**DESCRIPTION OF THE TASK:** Print each line exactly as it is given.

-- START OF RECORDS FOR THIS TASK --

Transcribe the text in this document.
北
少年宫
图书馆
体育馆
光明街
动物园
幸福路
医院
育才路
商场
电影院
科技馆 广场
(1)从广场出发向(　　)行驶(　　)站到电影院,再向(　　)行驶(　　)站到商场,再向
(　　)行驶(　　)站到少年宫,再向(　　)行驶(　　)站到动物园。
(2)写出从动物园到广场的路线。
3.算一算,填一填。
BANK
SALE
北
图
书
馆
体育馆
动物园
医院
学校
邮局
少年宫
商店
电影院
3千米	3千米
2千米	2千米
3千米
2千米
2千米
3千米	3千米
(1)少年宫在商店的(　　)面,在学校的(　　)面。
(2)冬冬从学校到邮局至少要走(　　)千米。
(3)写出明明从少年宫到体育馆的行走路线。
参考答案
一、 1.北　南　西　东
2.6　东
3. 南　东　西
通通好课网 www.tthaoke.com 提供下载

-- END OF RECORDS FOR THIS TASK --

**ANSWER TO THIS EXERCISE:**
Transcribe the text in this document.
北
少年宫
图书馆
体育馆
光明街
动物园
幸福路
医院
育才路
商场
电影院
科技馆 广场
(1)从广场出发向(　　)行驶(　　)站到电影院,再向(　　)行驶(　　)站到商场,再向
(　　)行驶(　　)站到少年宫,再向(　　)行驶(　　)站到动物园。
(2)写出从动物园到广场的路线。
3.算一算,填一填。
BANK
SALE
北
图
书
馆
体育馆
动物园
医院
学校
邮局
少年宫
商店
电影院
3千米	3千米
2千米	2千米
3千米
2千米
2千米
3千米	3千米
(1)少年宫在商店的(　　)面,在学校的(　　)面。
(2)冬冬从学校到邮局至少要走(　　)千米。
(3)写出明明从少年宫到体育馆的行走路线。
参考答案
一、 1.北　南　西　东
2.6　东
3. 南　东　西
通通好课网 www.tthaoke.com 提供下载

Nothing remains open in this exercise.